---------- Data for processing ----------

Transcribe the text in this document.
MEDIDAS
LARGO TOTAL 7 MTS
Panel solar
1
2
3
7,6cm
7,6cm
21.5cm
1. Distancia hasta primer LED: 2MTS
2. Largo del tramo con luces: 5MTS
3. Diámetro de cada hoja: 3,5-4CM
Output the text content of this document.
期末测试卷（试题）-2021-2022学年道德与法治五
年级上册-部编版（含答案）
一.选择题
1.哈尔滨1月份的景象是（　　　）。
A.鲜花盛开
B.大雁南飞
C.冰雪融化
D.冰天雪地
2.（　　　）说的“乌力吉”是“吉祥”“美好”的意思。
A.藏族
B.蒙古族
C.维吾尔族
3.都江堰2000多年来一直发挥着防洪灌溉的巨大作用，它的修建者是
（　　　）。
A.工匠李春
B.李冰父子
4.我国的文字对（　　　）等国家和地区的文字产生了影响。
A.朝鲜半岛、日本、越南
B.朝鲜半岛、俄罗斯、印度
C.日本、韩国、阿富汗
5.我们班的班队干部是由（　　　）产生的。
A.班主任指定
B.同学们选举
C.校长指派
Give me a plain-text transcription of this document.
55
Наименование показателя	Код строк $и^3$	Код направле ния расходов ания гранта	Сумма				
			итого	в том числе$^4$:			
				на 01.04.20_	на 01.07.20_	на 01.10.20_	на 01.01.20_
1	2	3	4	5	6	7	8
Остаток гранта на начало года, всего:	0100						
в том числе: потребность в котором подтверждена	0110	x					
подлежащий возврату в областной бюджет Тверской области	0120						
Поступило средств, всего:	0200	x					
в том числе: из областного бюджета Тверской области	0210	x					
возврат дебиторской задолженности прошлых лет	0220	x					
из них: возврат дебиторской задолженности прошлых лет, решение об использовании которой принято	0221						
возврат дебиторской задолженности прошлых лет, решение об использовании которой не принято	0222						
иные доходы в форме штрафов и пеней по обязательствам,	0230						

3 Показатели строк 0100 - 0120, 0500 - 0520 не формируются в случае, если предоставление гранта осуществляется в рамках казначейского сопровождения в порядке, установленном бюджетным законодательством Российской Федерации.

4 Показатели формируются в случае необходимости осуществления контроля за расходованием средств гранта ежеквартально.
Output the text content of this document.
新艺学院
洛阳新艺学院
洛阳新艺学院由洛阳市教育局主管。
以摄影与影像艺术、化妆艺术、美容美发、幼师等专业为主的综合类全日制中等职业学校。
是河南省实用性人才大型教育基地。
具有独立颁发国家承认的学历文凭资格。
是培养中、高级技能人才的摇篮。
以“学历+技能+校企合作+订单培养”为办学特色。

----------

> _Requirements_: Show the lines where the word "всего" appears in the entries.

> _Task result_:
Остаток гранта на начало года, всего:	0100						
Поступило средств, всего:	0200	x					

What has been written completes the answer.